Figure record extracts
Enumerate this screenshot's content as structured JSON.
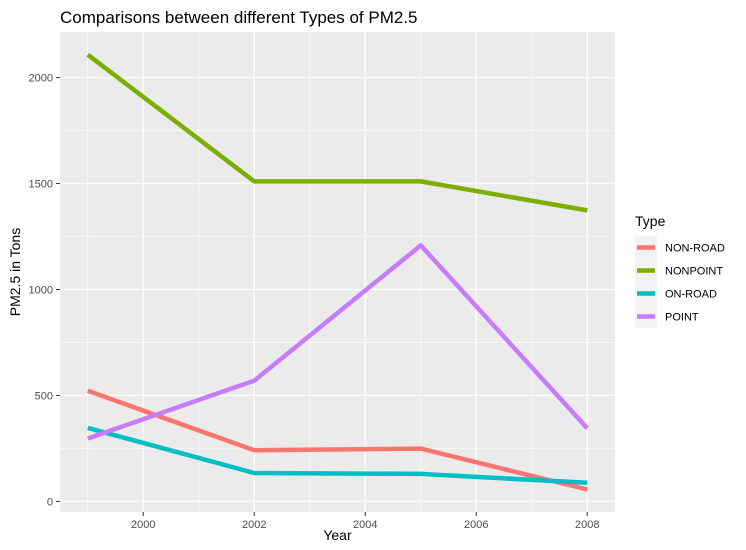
{
  "chart_data": {
    "type": "line",
    "title": "Comparisons between different Types of PM2.5",
    "xlabel": "Year",
    "ylabel": "PM2.5 in Tons",
    "x": [
      1999,
      2002,
      2005,
      2008
    ],
    "xlim": [
      1998.5,
      2008.5
    ],
    "ylim": [
      -50,
      2215
    ],
    "x_ticks": [
      2000,
      2002,
      2004,
      2006,
      2008
    ],
    "x_minor": [
      1999,
      2001,
      2003,
      2005,
      2007
    ],
    "y_ticks": [
      0,
      500,
      1000,
      1500,
      2000
    ],
    "y_minor": [
      250,
      750,
      1250,
      1750
    ],
    "grid": true,
    "legend": {
      "title": "Type",
      "placement": "right"
    },
    "series": [
      {
        "name": "NON-ROAD",
        "color": "#F8766D",
        "values": [
          522,
          241,
          249,
          56
        ]
      },
      {
        "name": "NONPOINT",
        "color": "#7CAE00",
        "values": [
          2108,
          1510,
          1510,
          1373
        ]
      },
      {
        "name": "ON-ROAD",
        "color": "#00BFC4",
        "values": [
          347,
          134,
          130,
          88
        ]
      },
      {
        "name": "POINT",
        "color": "#C77CFF",
        "values": [
          297,
          570,
          1208,
          345
        ]
      }
    ]
  }
}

WORK TO BE COMPLETED: Show all lines from the listing above in which "name" appears.

EXERCISE RESULT:
        "name": "NON-ROAD",
        "name": "NONPOINT",
        "name": "ON-ROAD",
        "name": "POINT",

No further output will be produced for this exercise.